Recorded data:
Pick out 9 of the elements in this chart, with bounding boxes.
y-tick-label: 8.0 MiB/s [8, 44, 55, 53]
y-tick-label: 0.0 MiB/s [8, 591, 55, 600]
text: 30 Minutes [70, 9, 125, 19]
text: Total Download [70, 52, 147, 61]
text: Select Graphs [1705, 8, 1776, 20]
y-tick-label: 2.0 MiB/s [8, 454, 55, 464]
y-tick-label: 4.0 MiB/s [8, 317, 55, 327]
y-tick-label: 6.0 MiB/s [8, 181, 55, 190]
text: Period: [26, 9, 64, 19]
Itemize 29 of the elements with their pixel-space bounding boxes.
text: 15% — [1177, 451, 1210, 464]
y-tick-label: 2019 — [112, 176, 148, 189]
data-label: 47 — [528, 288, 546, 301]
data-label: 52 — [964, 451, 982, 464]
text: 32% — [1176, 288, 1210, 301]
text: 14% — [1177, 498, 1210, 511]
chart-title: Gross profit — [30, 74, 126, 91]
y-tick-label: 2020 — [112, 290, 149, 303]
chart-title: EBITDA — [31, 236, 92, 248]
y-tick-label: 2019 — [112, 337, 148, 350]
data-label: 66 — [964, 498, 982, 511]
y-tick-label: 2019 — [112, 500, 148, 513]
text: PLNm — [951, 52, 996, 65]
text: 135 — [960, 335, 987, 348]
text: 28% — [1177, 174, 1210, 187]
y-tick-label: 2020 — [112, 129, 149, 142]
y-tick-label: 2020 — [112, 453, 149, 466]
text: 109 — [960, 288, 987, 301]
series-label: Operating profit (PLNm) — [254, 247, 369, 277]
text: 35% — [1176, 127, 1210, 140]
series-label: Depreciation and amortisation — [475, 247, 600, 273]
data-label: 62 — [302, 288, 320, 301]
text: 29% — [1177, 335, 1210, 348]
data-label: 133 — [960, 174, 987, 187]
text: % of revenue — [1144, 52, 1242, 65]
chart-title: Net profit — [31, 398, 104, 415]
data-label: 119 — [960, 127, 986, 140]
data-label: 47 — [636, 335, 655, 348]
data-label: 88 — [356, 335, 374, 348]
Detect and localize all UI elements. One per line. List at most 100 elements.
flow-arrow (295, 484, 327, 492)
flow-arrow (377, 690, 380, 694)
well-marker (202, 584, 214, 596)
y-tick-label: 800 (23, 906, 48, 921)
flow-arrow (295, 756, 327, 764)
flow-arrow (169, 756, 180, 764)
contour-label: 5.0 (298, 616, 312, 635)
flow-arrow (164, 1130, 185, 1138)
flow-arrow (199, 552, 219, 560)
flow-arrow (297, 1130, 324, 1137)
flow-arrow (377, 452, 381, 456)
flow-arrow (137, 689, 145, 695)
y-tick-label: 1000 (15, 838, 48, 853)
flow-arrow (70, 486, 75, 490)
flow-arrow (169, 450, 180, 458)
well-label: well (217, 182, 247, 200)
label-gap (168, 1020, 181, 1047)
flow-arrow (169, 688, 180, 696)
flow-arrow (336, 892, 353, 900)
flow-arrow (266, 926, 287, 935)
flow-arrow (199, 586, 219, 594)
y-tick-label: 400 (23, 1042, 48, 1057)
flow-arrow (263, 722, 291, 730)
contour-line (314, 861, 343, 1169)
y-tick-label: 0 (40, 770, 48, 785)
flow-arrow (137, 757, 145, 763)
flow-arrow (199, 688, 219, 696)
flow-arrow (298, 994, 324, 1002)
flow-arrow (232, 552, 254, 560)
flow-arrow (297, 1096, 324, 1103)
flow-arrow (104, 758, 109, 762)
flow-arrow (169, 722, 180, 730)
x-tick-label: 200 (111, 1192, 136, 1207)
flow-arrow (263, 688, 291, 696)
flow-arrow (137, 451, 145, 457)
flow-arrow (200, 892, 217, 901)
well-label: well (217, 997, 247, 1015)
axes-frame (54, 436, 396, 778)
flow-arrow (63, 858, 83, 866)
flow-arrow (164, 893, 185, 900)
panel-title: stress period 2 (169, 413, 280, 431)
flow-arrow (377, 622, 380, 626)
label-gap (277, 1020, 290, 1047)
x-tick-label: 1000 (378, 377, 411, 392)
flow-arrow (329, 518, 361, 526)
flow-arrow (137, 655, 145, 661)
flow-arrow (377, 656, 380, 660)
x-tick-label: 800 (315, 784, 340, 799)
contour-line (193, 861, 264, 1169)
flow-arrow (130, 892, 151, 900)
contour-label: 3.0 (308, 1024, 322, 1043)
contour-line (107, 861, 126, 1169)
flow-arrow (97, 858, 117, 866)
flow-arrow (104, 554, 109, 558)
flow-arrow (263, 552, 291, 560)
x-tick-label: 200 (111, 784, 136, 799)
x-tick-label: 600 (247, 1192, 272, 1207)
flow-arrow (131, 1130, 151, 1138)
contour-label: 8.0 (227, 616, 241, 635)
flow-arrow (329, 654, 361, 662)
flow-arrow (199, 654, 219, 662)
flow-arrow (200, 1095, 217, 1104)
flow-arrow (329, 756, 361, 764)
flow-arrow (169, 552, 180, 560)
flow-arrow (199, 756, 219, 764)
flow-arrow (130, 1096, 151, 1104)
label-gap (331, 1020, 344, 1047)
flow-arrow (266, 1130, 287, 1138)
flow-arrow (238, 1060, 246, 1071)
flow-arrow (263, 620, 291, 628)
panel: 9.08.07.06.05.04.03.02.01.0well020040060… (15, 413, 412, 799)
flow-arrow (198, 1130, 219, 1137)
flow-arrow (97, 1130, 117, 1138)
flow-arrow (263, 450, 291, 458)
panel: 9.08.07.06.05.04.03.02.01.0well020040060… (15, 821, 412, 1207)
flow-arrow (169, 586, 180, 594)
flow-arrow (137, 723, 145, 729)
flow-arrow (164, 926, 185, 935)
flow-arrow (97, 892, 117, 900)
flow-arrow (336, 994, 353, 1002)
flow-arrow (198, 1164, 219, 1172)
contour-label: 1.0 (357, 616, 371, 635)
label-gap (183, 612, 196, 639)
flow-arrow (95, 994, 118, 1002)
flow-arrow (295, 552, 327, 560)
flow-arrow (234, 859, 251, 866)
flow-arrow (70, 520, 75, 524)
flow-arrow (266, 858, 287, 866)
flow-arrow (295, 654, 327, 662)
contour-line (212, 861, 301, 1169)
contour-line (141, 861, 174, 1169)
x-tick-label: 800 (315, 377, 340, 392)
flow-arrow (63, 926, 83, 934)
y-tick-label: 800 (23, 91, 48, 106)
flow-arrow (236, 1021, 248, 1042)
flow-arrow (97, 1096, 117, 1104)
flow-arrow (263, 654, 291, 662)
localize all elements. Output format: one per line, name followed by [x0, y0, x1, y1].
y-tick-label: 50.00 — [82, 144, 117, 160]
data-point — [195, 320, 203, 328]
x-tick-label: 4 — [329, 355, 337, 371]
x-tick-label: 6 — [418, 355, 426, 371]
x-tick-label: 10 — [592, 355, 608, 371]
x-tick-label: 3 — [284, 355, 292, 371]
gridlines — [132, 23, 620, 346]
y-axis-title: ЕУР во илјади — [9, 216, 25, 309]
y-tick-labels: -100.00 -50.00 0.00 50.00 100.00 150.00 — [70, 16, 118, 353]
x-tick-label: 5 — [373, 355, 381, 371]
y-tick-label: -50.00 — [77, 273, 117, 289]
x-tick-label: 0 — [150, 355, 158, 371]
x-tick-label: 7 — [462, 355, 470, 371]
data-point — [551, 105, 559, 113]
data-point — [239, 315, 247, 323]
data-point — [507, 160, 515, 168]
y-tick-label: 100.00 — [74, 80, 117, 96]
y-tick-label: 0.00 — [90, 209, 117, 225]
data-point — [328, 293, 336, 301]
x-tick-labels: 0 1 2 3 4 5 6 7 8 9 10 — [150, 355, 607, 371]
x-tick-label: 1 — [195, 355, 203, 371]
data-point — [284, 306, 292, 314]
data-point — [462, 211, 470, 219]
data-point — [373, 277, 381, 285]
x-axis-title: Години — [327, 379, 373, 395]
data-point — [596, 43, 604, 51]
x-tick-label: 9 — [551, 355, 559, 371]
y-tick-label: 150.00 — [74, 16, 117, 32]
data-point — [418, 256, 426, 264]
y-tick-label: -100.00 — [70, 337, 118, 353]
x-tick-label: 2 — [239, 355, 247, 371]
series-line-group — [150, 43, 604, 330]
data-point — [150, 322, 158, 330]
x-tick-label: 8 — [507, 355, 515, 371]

Task brief: Output the lines from the start of the listing through the line containing "data-label: 88 — [356, 335, 374, 348]", inclusive, as a JSON list of strings with one string per line and blank lines omitted.

Written response:
[
  "Pick out 9 of the elements in this chart, with bounding boxes.",
  "y-tick-label: 8.0 MiB/s [8, 44, 55, 53]",
  "y-tick-label: 0.0 MiB/s [8, 591, 55, 600]",
  "text: 30 Minutes [70, 9, 125, 19]",
  "text: Total Download [70, 52, 147, 61]",
  "text: Select Graphs [1705, 8, 1776, 20]",
  "y-tick-label: 2.0 MiB/s [8, 454, 55, 464]",
  "y-tick-label: 4.0 MiB/s [8, 317, 55, 327]",
  "y-tick-label: 6.0 MiB/s [8, 181, 55, 190]",
  "text: Period: [26, 9, 64, 19]",
  "Itemize 29 of the elements with their pixel-space bounding boxes.",
  "text: 15% — [1177, 451, 1210, 464]",
  "y-tick-label: 2019 — [112, 176, 148, 189]",
  "data-label: 47 — [528, 288, 546, 301]",
  "data-label: 52 — [964, 451, 982, 464]",
  "text: 32% — [1176, 288, 1210, 301]",
  "text: 14% — [1177, 498, 1210, 511]",
  "chart-title: Gross profit — [30, 74, 126, 91]",
  "y-tick-label: 2020 — [112, 290, 149, 303]",
  "chart-title: EBITDA — [31, 236, 92, 248]",
  "y-tick-label: 2019 — [112, 337, 148, 350]",
  "data-label: 66 — [964, 498, 982, 511]",
  "y-tick-label: 2019 — [112, 500, 148, 513]",
  "text: PLNm — [951, 52, 996, 65]",
  "text: 135 — [960, 335, 987, 348]",
  "text: 28% — [1177, 174, 1210, 187]",
  "y-tick-label: 2020 — [112, 129, 149, 142]",
  "y-tick-label: 2020 — [112, 453, 149, 466]",
  "text: 109 — [960, 288, 987, 301]",
  "series-label: Operating profit (PLNm) — [254, 247, 369, 277]",
  "text: 35% — [1176, 127, 1210, 140]",
  "series-label: Depreciation and amortisation — [475, 247, 600, 273]",
  "data-label: 62 — [302, 288, 320, 301]",
  "text: 29% — [1177, 335, 1210, 348]",
  "data-label: 133 — [960, 174, 987, 187]",
  "text: % of revenue — [1144, 52, 1242, 65]",
  "chart-title: Net profit — [31, 398, 104, 415]",
  "data-label: 119 — [960, 127, 986, 140]",
  "data-label: 47 — [636, 335, 655, 348]",
  "data-label: 88 — [356, 335, 374, 348]"
]